START

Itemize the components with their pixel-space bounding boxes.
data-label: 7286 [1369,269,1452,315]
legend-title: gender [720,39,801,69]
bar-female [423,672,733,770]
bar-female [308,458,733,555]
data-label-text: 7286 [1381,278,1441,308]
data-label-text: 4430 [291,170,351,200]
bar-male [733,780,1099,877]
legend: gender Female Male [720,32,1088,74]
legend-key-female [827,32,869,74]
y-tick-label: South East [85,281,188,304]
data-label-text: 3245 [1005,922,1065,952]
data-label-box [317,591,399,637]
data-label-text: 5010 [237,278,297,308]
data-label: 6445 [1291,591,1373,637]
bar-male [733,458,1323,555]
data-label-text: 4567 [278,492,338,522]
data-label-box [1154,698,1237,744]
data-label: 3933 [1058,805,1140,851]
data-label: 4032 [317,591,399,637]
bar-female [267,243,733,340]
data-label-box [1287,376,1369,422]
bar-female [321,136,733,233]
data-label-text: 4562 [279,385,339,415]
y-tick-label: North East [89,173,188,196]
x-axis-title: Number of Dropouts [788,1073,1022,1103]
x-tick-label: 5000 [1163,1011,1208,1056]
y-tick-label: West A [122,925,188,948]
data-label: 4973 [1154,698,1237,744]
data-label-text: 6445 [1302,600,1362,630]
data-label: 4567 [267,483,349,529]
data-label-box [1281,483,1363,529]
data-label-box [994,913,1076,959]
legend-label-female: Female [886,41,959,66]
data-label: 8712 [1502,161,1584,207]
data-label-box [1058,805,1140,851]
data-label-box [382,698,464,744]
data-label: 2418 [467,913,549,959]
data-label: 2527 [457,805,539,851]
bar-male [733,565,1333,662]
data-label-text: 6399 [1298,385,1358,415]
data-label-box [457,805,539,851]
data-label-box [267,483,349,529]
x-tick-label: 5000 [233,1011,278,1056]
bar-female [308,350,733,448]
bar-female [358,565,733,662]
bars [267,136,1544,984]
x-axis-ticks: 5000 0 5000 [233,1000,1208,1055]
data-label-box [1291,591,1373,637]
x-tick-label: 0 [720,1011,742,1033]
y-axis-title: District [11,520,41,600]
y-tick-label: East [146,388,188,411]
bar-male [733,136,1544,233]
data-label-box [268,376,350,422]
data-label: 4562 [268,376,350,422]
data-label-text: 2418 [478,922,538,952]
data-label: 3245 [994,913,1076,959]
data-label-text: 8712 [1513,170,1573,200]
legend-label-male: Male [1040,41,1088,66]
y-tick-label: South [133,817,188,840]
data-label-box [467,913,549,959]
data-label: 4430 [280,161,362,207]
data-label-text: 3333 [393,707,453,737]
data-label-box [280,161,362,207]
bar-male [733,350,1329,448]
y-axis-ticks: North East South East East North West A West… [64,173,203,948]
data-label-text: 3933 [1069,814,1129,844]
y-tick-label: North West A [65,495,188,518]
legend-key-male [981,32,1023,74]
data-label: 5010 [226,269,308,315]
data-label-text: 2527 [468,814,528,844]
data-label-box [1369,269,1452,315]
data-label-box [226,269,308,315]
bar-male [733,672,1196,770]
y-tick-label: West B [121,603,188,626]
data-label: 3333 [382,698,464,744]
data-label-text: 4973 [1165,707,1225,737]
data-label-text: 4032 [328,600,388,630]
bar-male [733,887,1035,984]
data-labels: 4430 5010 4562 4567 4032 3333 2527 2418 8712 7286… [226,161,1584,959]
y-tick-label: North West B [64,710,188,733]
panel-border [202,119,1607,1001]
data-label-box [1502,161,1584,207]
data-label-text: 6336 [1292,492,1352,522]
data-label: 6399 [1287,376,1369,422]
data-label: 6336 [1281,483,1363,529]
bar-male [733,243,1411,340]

END

> [GIVEN INSTRUCTION]: Output every line of the items above as a JSON list of strings, one string per line, leaving out any blank lines.

> [OUTPUT OF THE TASK]:
[
  "Itemize the components with their pixel-space bounding boxes.",
  "data-label: 7286 [1369,269,1452,315]",
  "legend-title: gender [720,39,801,69]",
  "bar-female [423,672,733,770]",
  "bar-female [308,458,733,555]",
  "data-label-text: 7286 [1381,278,1441,308]",
  "data-label-text: 4430 [291,170,351,200]",
  "bar-male [733,780,1099,877]",
  "legend: gender Female Male [720,32,1088,74]",
  "legend-key-female [827,32,869,74]",
  "y-tick-label: South East [85,281,188,304]",
  "data-label-text: 3245 [1005,922,1065,952]",
  "data-label-box [317,591,399,637]",
  "data-label-text: 5010 [237,278,297,308]",
  "data-label: 6445 [1291,591,1373,637]",
  "bar-male [733,458,1323,555]",
  "data-label-text: 4567 [278,492,338,522]",
  "data-label-box [1154,698,1237,744]",
  "data-label: 3933 [1058,805,1140,851]",
  "data-label: 4032 [317,591,399,637]",
  "bar-female [267,243,733,340]",
  "data-label-box [1287,376,1369,422]",
  "bar-female [321,136,733,233]",
  "data-label-text: 4562 [279,385,339,415]",
  "y-tick-label: North East [89,173,188,196]",
  "x-axis-title: Number of Dropouts [788,1073,1022,1103]",
  "x-tick-label: 5000 [1163,1011,1208,1056]",
  "y-tick-label: West A [122,925,188,948]",
  "data-label: 4973 [1154,698,1237,744]",
  "data-label-text: 6445 [1302,600,1362,630]",
  "data-label: 4567 [267,483,349,529]",
  "data-label-box [1281,483,1363,529]",
  "data-label-box [994,913,1076,959]",
  "legend-label-female: Female [886,41,959,66]",
  "data-label: 8712 [1502,161,1584,207]",
  "data-label-box [1058,805,1140,851]",
  "data-label-box [382,698,464,744]",
  "data-label: 2418 [467,913,549,959]",
  "data-label: 2527 [457,805,539,851]",
  "bar-male [733,565,1333,662]",
  "data-label-text: 6399 [1298,385,1358,415]",
  "data-label-box [457,805,539,851]",
  "data-label-box [267,483,349,529]",
  "x-tick-label: 5000 [233,1011,278,1056]",
  "bar-female [308,350,733,448]",
  "bar-female [358,565,733,662]",
  "bars [267,136,1544,984]",
  "x-axis-ticks: 5000 0 5000 [233,1000,1208,1055]",
  "data-label-box [1291,591,1373,637]",
  "x-tick-label: 0 [720,1011,742,1033]",
  "y-axis-title: District [11,520,41,600]",
  "y-tick-label: East [146,388,188,411]",
  "bar-male [733,136,1544,233]",
  "data-label-box [268,376,350,422]",
  "data-label: 4562 [268,376,350,422]",
  "data-label-text: 2418 [478,922,538,952]",
  "data-label: 3245 [994,913,1076,959]",
  "data-label-text: 8712 [1513,170,1573,200]",
  "legend-label-male: Male [1040,41,1088,66]",
  "y-tick-label: South [133,817,188,840]",
  "data-label-box [467,913,549,959]",
  "data-label: 4430 [280,161,362,207]",
  "data-label-text: 3333 [393,707,453,737]",
  "data-label-box [280,161,362,207]",
  "bar-male [733,350,1329,448]",
  "y-axis-ticks: North East South East East North West A West… [64,173,203,948]",
  "data-label-text: 3933 [1069,814,1129,844]",
  "y-tick-label: North West A [65,495,188,518]",
  "legend-key-male [981,32,1023,74]",
  "data-label: 5010 [226,269,308,315]",
  "data-label-text: 2527 [468,814,528,844]",
  "data-label-box [1369,269,1452,315]",
  "data-label-box [226,269,308,315]",
  "bar-male [733,672,1196,770]",
  "y-tick-label: West B [121,603,188,626]",
  "data-label: 3333 [382,698,464,744]",
  "data-label-text: 4973 [1165,707,1225,737]",
  "data-label-text: 4032 [328,600,388,630]",
  "bar-male [733,887,1035,984]",
  "data-labels: 4430 5010 4562 4567 4032 3333 2527 2418 8712 7286… [226,161,1584,959]",
  "y-tick-label: North West B [64,710,188,733]",
  "panel-border [202,119,1607,1001]",
  "data-label-box [1502,161,1584,207]",
  "data-label-text: 6336 [1292,492,1352,522]",
  "data-label: 6399 [1287,376,1369,422]",
  "data-label: 6336 [1281,483,1363,529]",
  "bar-male [733,243,1411,340]"
]